Goal
Go through the listing and return every line with "author" in it.

[Dataset records]

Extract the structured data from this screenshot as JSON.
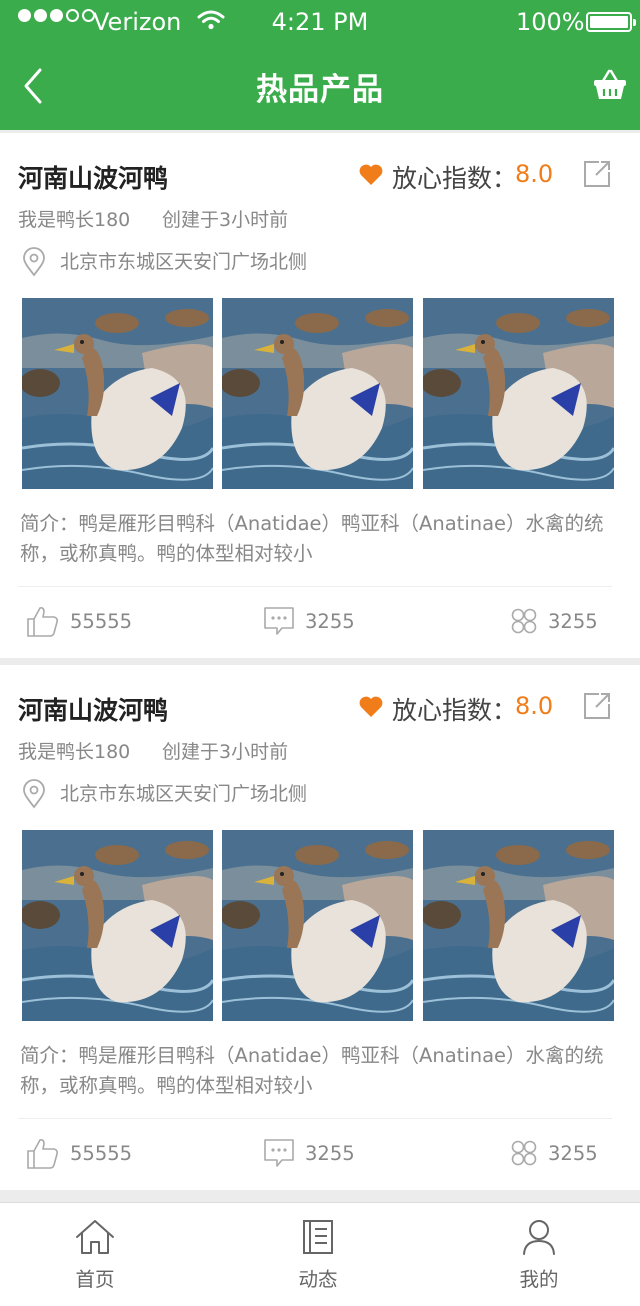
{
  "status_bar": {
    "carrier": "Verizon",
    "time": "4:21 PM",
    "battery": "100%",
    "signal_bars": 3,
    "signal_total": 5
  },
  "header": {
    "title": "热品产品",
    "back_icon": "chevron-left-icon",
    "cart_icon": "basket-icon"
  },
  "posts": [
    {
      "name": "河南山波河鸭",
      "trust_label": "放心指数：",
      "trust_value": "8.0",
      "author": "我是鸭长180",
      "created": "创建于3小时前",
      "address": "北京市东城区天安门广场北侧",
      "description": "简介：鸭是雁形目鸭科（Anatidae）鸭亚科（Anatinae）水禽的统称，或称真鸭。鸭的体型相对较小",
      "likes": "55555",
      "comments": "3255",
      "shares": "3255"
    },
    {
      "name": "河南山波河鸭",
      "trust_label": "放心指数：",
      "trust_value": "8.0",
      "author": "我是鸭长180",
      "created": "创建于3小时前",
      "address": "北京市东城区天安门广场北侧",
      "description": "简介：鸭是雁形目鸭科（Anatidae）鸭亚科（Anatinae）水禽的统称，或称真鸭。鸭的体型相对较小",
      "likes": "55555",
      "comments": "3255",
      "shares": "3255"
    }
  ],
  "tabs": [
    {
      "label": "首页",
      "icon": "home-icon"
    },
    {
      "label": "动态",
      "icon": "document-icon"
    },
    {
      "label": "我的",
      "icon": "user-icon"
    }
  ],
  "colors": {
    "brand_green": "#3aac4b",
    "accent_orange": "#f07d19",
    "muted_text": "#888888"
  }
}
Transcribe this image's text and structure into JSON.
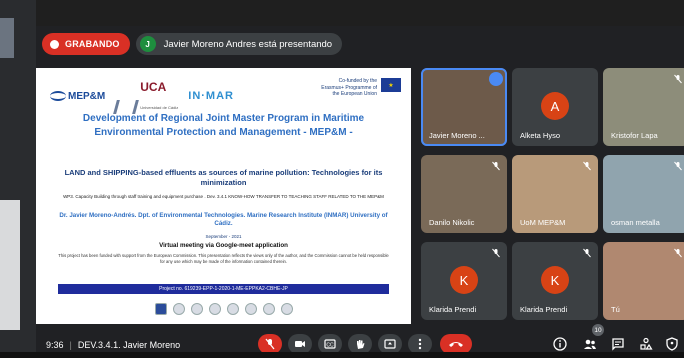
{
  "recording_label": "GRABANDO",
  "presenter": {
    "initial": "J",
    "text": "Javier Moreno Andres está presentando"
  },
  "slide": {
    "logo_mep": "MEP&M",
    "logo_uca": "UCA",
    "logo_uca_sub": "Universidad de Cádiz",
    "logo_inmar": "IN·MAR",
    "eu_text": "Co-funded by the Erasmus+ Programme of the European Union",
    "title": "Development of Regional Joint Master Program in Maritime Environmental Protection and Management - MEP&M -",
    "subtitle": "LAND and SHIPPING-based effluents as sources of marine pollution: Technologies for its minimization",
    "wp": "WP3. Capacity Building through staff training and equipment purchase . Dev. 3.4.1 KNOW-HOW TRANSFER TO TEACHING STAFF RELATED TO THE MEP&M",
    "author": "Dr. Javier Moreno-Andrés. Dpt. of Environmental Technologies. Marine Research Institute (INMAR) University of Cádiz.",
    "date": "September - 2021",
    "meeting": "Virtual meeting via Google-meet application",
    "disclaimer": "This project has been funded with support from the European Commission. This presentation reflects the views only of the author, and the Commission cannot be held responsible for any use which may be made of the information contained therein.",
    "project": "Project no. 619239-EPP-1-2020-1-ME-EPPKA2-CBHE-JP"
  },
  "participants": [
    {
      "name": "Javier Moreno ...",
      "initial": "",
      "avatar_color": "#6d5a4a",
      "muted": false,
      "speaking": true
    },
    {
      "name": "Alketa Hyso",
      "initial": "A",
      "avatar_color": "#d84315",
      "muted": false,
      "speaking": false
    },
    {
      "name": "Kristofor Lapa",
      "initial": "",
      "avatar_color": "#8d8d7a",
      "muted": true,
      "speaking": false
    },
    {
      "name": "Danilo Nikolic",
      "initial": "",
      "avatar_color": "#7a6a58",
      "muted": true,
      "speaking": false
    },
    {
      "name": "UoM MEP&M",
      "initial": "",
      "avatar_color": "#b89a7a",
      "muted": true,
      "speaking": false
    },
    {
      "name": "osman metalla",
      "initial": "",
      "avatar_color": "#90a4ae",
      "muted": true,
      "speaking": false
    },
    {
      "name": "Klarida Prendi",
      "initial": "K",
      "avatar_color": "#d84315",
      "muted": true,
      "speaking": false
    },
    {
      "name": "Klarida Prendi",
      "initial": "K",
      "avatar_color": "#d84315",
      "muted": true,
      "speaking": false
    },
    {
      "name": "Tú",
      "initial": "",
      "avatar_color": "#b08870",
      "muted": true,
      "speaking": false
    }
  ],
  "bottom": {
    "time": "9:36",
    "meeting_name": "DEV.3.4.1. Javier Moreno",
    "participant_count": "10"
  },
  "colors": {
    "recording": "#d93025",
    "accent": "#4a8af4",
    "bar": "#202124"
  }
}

* * *

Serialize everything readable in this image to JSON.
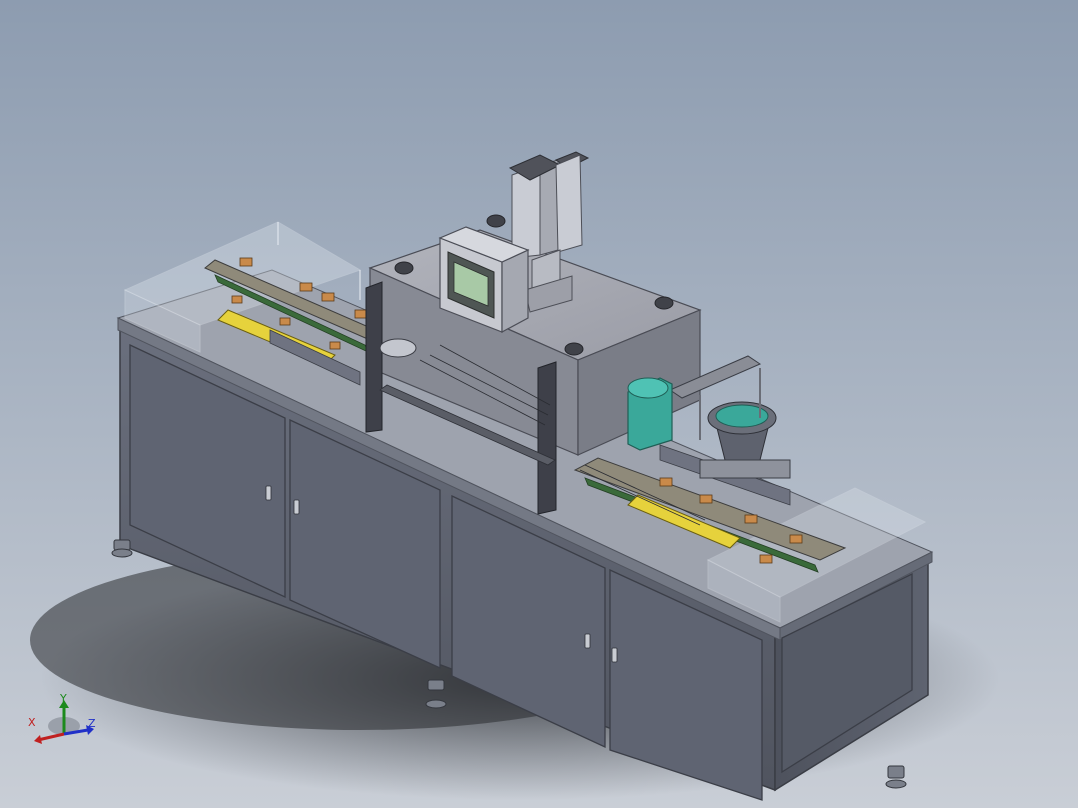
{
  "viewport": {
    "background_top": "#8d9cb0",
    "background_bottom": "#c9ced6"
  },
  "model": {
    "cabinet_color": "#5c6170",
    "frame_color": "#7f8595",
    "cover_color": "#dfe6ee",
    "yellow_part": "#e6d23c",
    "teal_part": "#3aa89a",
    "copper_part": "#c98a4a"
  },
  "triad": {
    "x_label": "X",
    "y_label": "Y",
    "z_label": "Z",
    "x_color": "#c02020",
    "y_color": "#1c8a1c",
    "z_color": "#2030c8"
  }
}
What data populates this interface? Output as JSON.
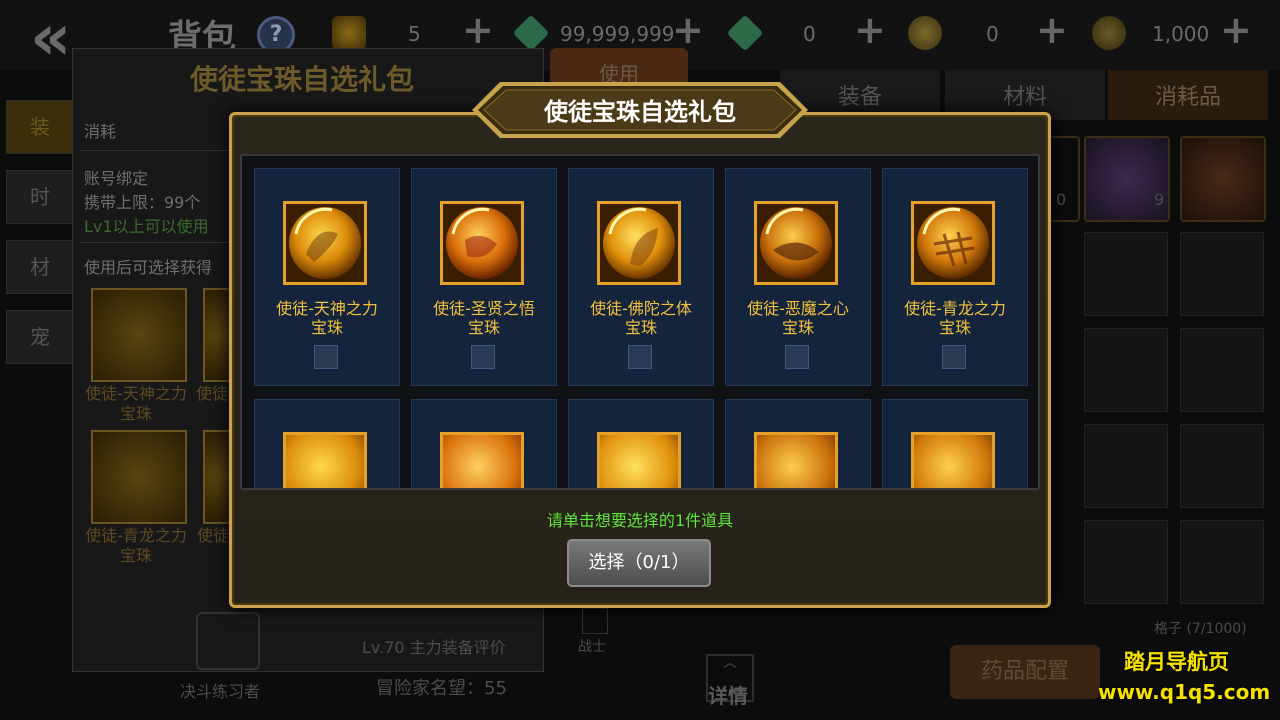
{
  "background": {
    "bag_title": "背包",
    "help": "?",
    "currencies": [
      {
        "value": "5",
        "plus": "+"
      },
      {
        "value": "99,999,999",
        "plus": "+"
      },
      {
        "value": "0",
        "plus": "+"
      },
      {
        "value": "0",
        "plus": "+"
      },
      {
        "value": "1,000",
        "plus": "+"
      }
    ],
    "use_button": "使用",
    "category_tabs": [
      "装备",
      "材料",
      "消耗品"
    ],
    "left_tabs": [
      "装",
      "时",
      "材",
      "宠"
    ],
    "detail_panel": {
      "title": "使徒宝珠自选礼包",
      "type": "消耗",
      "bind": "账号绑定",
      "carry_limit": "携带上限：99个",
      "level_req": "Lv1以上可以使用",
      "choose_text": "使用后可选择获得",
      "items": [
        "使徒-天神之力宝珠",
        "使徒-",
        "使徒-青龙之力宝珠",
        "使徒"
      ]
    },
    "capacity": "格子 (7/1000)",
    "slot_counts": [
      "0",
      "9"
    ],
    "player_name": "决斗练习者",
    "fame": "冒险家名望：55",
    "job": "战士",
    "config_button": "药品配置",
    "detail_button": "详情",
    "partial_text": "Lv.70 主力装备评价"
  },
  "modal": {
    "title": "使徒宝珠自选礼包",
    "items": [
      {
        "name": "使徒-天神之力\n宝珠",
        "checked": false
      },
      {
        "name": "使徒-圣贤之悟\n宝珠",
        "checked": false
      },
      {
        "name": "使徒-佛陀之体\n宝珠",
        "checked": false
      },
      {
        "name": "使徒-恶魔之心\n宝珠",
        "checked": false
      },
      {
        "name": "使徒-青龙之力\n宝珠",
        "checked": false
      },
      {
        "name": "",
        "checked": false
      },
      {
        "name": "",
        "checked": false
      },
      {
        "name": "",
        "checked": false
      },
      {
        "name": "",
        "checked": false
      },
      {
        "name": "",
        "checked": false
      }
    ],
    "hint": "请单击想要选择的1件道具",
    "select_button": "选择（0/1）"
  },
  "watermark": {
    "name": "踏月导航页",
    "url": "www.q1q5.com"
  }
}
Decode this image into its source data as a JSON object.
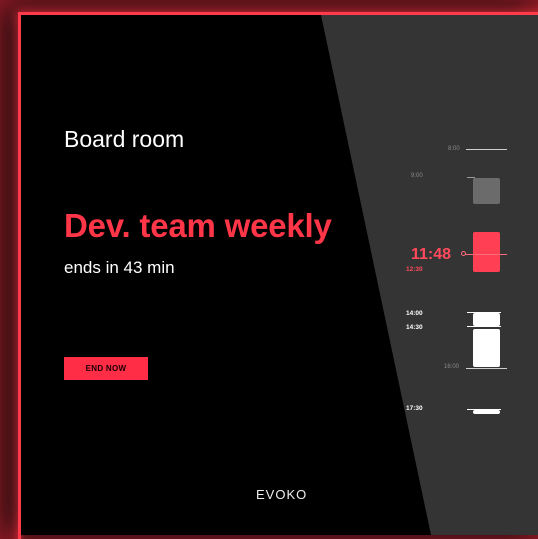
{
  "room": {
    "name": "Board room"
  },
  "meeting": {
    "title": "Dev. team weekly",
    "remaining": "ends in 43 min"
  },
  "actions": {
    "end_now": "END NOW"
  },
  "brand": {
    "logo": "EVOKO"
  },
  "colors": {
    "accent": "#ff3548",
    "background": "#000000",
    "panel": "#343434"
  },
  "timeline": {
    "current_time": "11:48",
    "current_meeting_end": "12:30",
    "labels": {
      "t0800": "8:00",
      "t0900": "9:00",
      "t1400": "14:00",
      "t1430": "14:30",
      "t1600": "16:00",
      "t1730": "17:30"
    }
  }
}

Finished task
      "author": "我是鸭长180",
      "author": "我是鸭长180",
    "author": "Dr. Javier Moreno-Andrés. Dpt. of Environmental Technologies. Marine Research Institute (INMAR) University of Cádiz.",
    "disclaimer": "This project has been funded with support from the European Commission. This presentation reflects the views only of the author, and the Commission cannot be held responsible for any use which may be made of the information contained therein.",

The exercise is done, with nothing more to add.